### Directive
Leaving out the pictures, transcribe all of the records faithfully.

[Records from a data collection]
###
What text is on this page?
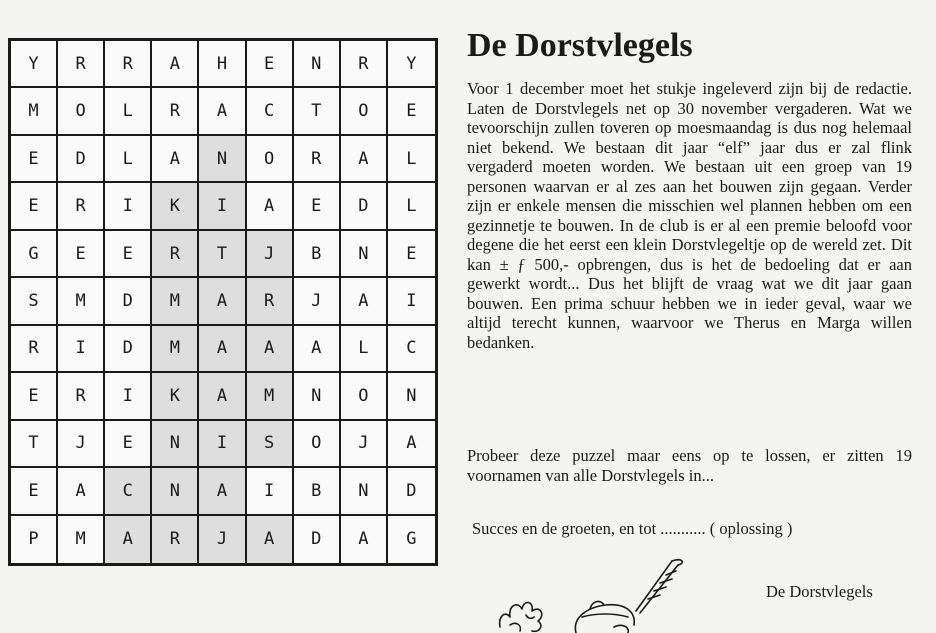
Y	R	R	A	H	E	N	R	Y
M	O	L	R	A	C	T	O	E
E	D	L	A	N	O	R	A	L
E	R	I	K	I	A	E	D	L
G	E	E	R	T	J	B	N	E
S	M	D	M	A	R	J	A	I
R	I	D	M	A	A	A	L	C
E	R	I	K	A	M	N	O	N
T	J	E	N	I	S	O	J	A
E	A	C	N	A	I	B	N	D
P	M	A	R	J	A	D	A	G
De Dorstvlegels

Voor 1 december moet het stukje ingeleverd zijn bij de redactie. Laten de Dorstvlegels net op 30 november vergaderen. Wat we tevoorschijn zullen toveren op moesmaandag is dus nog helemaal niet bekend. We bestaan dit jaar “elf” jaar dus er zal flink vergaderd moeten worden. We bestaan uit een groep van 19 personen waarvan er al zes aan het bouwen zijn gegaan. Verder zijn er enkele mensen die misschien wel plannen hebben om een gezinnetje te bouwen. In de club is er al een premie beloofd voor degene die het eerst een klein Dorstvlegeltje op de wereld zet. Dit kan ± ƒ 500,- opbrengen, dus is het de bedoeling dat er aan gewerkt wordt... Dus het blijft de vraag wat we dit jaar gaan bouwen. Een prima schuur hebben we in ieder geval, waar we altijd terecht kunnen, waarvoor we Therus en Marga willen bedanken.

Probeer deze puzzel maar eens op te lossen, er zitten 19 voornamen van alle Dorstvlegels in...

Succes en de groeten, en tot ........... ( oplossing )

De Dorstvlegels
###
### Solution below
What text is on this page?
Y	R	R	A	H	E	N	R	Y
M	O	L	R	A	C	T	O	E
E	D	L	A	N	O	R	A	L
E	R	I	K	I	A	E	D	L
G	E	E	R	T	J	B	N	E
S	M	D	M	A	R	J	A	I
R	I	D	M	A	A	A	L	C
E	R	I	K	A	M	N	O	N
T	J	E	N	I	S	O	J	A
E	A	C	N	A	I	B	N	D
P	M	A	R	J	A	D	A	G
De Dorstvlegels

Voor 1 december moet het stukje ingeleverd zijn bij de redactie. Laten de Dorstvlegels net op 30 november vergaderen. Wat we tevoorschijn zullen toveren op moesmaandag is dus nog helemaal niet bekend. We bestaan dit jaar “elf” jaar dus er zal flink vergaderd moeten worden. We bestaan uit een groep van 19 personen waarvan er al zes aan het bouwen zijn gegaan. Verder zijn er enkele mensen die misschien wel plannen hebben om een gezinnetje te bouwen. In de club is er al een premie beloofd voor degene die het eerst een klein Dorstvlegeltje op de wereld zet. Dit kan ± ƒ 500,- opbrengen, dus is het de bedoeling dat er aan gewerkt wordt... Dus het blijft de vraag wat we dit jaar gaan bouwen. Een prima schuur hebben we in ieder geval, waar we altijd terecht kunnen, waarvoor we Therus en Marga willen bedanken.

Probeer deze puzzel maar eens op te lossen, er zitten 19 voornamen van alle Dorstvlegels in...

Succes en de groeten, en tot ........... ( oplossing )

De Dorstvlegels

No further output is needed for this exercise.